* _Exercise_
Make a verbatim copy of the entries below; pictures stay out.

* _Information given_

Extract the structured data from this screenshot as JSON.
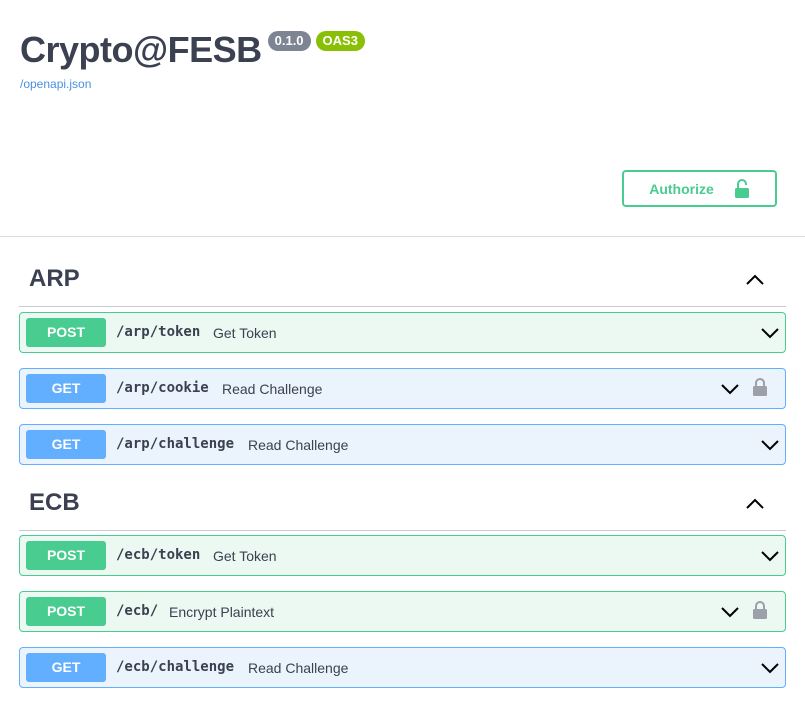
{
  "app": {
    "title": "Crypto@FESB",
    "version": "0.1.0",
    "oas": "OAS3",
    "spec_link": "/openapi.json"
  },
  "authorize": {
    "label": "Authorize",
    "icon": "lock-open-icon"
  },
  "colors": {
    "post": "#49cc90",
    "get": "#61affe",
    "text": "#3b4151"
  },
  "sections": [
    {
      "name": "ARP",
      "operations": [
        {
          "method": "POST",
          "path": "/arp/token",
          "summary": "Get Token",
          "locked": false
        },
        {
          "method": "GET",
          "path": "/arp/cookie",
          "summary": "Read Challenge",
          "locked": true
        },
        {
          "method": "GET",
          "path": "/arp/challenge",
          "summary": "Read Challenge",
          "locked": false
        }
      ]
    },
    {
      "name": "ECB",
      "operations": [
        {
          "method": "POST",
          "path": "/ecb/token",
          "summary": "Get Token",
          "locked": false
        },
        {
          "method": "POST",
          "path": "/ecb/",
          "summary": "Encrypt Plaintext",
          "locked": true
        },
        {
          "method": "GET",
          "path": "/ecb/challenge",
          "summary": "Read Challenge",
          "locked": false
        }
      ]
    }
  ]
}
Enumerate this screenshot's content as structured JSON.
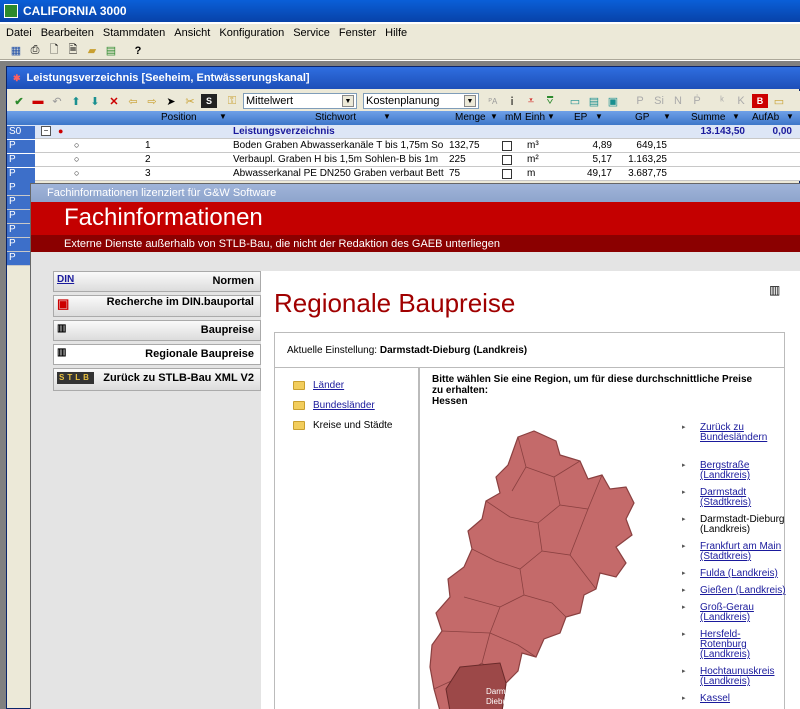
{
  "app": {
    "title": "CALIFORNIA 3000"
  },
  "menu": [
    "Datei",
    "Bearbeiten",
    "Stammdaten",
    "Ansicht",
    "Konfiguration",
    "Service",
    "Fenster",
    "Hilfe"
  ],
  "lv": {
    "title": "Leistungsverzeichnis [Seeheim, Entwässerungskanal]",
    "combo1": "Mittelwert",
    "combo2": "Kostenplanung",
    "columns": {
      "position": "Position",
      "stichwort": "Stichwort",
      "menge": "Menge",
      "mm": "mM",
      "einh": "Einh",
      "ep": "EP",
      "gp": "GP",
      "summe": "Summe",
      "aufab": "AufAb"
    },
    "header_row": {
      "type": "S0",
      "stichwort": "Leistungsverzeichnis",
      "summe": "13.143,50",
      "aufab": "0,00"
    },
    "rows": [
      {
        "type": "P",
        "pos": "1",
        "text": "Boden Graben Abwasserkanäle T bis 1,75m So",
        "menge": "132,75",
        "einh": "m³",
        "ep": "4,89",
        "gp": "649,15"
      },
      {
        "type": "P",
        "pos": "2",
        "text": "Verbaupl. Graben H bis 1,5m Sohlen-B bis 1m",
        "menge": "225",
        "einh": "m²",
        "ep": "5,17",
        "gp": "1.163,25"
      },
      {
        "type": "P",
        "pos": "3",
        "text": "Abwasserkanal PE DN250 Graben verbaut Bett",
        "menge": "75",
        "einh": "m",
        "ep": "49,17",
        "gp": "3.687,75"
      }
    ],
    "extra_types": [
      "P",
      "P",
      "P",
      "P",
      "P",
      "P"
    ]
  },
  "fi": {
    "window_title": "Fachinformationen lizenziert für G&W Software",
    "banner_title": "Fachinformationen",
    "banner_subtitle": "Externe Dienste außerhalb von STLB-Bau, die nicht der Redaktion des GAEB unterliegen",
    "nav": [
      {
        "icon": "DIN",
        "label": "Normen"
      },
      {
        "icon": "▣",
        "label": "Recherche im DIN.bauportal"
      },
      {
        "icon": "▥",
        "label": "Baupreise"
      },
      {
        "icon": "▥",
        "label": "Regionale Baupreise"
      },
      {
        "icon": "STLB",
        "label": "Zurück zu STLB-Bau XML V2"
      }
    ],
    "page_title": "Regionale Baupreise",
    "setting_label": "Aktuelle Einstellung:",
    "setting_value": "Darmstadt-Dieburg (Landkreis)",
    "tree": [
      {
        "label": "Länder",
        "link": true
      },
      {
        "label": "Bundesländer",
        "link": true
      },
      {
        "label": "Kreise und Städte",
        "link": false
      }
    ],
    "intro": "Bitte wählen Sie eine Region, um für diese durchschnittliche Preise zu erhalten:",
    "region": "Hessen",
    "map_label": "Darmstadt-Dieburg",
    "regions": [
      {
        "label": "Zurück zu Bundesländern",
        "link": true
      },
      {
        "label": "Bergstraße (Landkreis)",
        "link": true
      },
      {
        "label": "Darmstadt (Stadtkreis)",
        "link": true
      },
      {
        "label": "Darmstadt-Dieburg (Landkreis)",
        "link": false
      },
      {
        "label": "Frankfurt am Main (Stadtkreis)",
        "link": true
      },
      {
        "label": "Fulda (Landkreis)",
        "link": true
      },
      {
        "label": "Gießen (Landkreis)",
        "link": true
      },
      {
        "label": "Groß-Gerau (Landkreis)",
        "link": true
      },
      {
        "label": "Hersfeld-Rotenburg (Landkreis)",
        "link": true
      },
      {
        "label": "Hochtaunuskreis (Landkreis)",
        "link": true
      },
      {
        "label": "Kassel",
        "link": true
      }
    ]
  }
}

* _Exercise answer_
Extract the structured data from this screenshot as JSON.
{
  "app": {
    "title": "Crypto@FESB",
    "version": "0.1.0",
    "oas": "OAS3",
    "spec_link": "/openapi.json"
  },
  "authorize": {
    "label": "Authorize",
    "icon": "lock-open-icon"
  },
  "colors": {
    "post": "#49cc90",
    "get": "#61affe",
    "text": "#3b4151"
  },
  "sections": [
    {
      "name": "ARP",
      "operations": [
        {
          "method": "POST",
          "path": "/arp/token",
          "summary": "Get Token",
          "locked": false
        },
        {
          "method": "GET",
          "path": "/arp/cookie",
          "summary": "Read Challenge",
          "locked": true
        },
        {
          "method": "GET",
          "path": "/arp/challenge",
          "summary": "Read Challenge",
          "locked": false
        }
      ]
    },
    {
      "name": "ECB",
      "operations": [
        {
          "method": "POST",
          "path": "/ecb/token",
          "summary": "Get Token",
          "locked": false
        },
        {
          "method": "POST",
          "path": "/ecb/",
          "summary": "Encrypt Plaintext",
          "locked": true
        },
        {
          "method": "GET",
          "path": "/ecb/challenge",
          "summary": "Read Challenge",
          "locked": false
        }
      ]
    }
  ]
}
Enumerate this screenshot's content as structured JSON.
{
  "app": {
    "title": "CALIFORNIA 3000"
  },
  "menu": [
    "Datei",
    "Bearbeiten",
    "Stammdaten",
    "Ansicht",
    "Konfiguration",
    "Service",
    "Fenster",
    "Hilfe"
  ],
  "lv": {
    "title": "Leistungsverzeichnis [Seeheim, Entwässerungskanal]",
    "combo1": "Mittelwert",
    "combo2": "Kostenplanung",
    "columns": {
      "position": "Position",
      "stichwort": "Stichwort",
      "menge": "Menge",
      "mm": "mM",
      "einh": "Einh",
      "ep": "EP",
      "gp": "GP",
      "summe": "Summe",
      "aufab": "AufAb"
    },
    "header_row": {
      "type": "S0",
      "stichwort": "Leistungsverzeichnis",
      "summe": "13.143,50",
      "aufab": "0,00"
    },
    "rows": [
      {
        "type": "P",
        "pos": "1",
        "text": "Boden Graben Abwasserkanäle T bis 1,75m So",
        "menge": "132,75",
        "einh": "m³",
        "ep": "4,89",
        "gp": "649,15"
      },
      {
        "type": "P",
        "pos": "2",
        "text": "Verbaupl. Graben H bis 1,5m Sohlen-B bis 1m",
        "menge": "225",
        "einh": "m²",
        "ep": "5,17",
        "gp": "1.163,25"
      },
      {
        "type": "P",
        "pos": "3",
        "text": "Abwasserkanal PE DN250 Graben verbaut Bett",
        "menge": "75",
        "einh": "m",
        "ep": "49,17",
        "gp": "3.687,75"
      }
    ],
    "extra_types": [
      "P",
      "P",
      "P",
      "P",
      "P",
      "P"
    ]
  },
  "fi": {
    "window_title": "Fachinformationen lizenziert für G&W Software",
    "banner_title": "Fachinformationen",
    "banner_subtitle": "Externe Dienste außerhalb von STLB-Bau, die nicht der Redaktion des GAEB unterliegen",
    "nav": [
      {
        "icon": "DIN",
        "label": "Normen"
      },
      {
        "icon": "▣",
        "label": "Recherche im DIN.bauportal"
      },
      {
        "icon": "▥",
        "label": "Baupreise"
      },
      {
        "icon": "▥",
        "label": "Regionale Baupreise"
      },
      {
        "icon": "STLB",
        "label": "Zurück zu STLB-Bau XML V2"
      }
    ],
    "page_title": "Regionale Baupreise",
    "setting_label": "Aktuelle Einstellung:",
    "setting_value": "Darmstadt-Dieburg (Landkreis)",
    "tree": [
      {
        "label": "Länder",
        "link": true
      },
      {
        "label": "Bundesländer",
        "link": true
      },
      {
        "label": "Kreise und Städte",
        "link": false
      }
    ],
    "intro": "Bitte wählen Sie eine Region, um für diese durchschnittliche Preise zu erhalten:",
    "region": "Hessen",
    "map_label": "Darmstadt-Dieburg",
    "regions": [
      {
        "label": "Zurück zu Bundesländern",
        "link": true
      },
      {
        "label": "Bergstraße (Landkreis)",
        "link": true
      },
      {
        "label": "Darmstadt (Stadtkreis)",
        "link": true
      },
      {
        "label": "Darmstadt-Dieburg (Landkreis)",
        "link": false
      },
      {
        "label": "Frankfurt am Main (Stadtkreis)",
        "link": true
      },
      {
        "label": "Fulda (Landkreis)",
        "link": true
      },
      {
        "label": "Gießen (Landkreis)",
        "link": true
      },
      {
        "label": "Groß-Gerau (Landkreis)",
        "link": true
      },
      {
        "label": "Hersfeld-Rotenburg (Landkreis)",
        "link": true
      },
      {
        "label": "Hochtaunuskreis (Landkreis)",
        "link": true
      },
      {
        "label": "Kassel",
        "link": true
      }
    ]
  }
}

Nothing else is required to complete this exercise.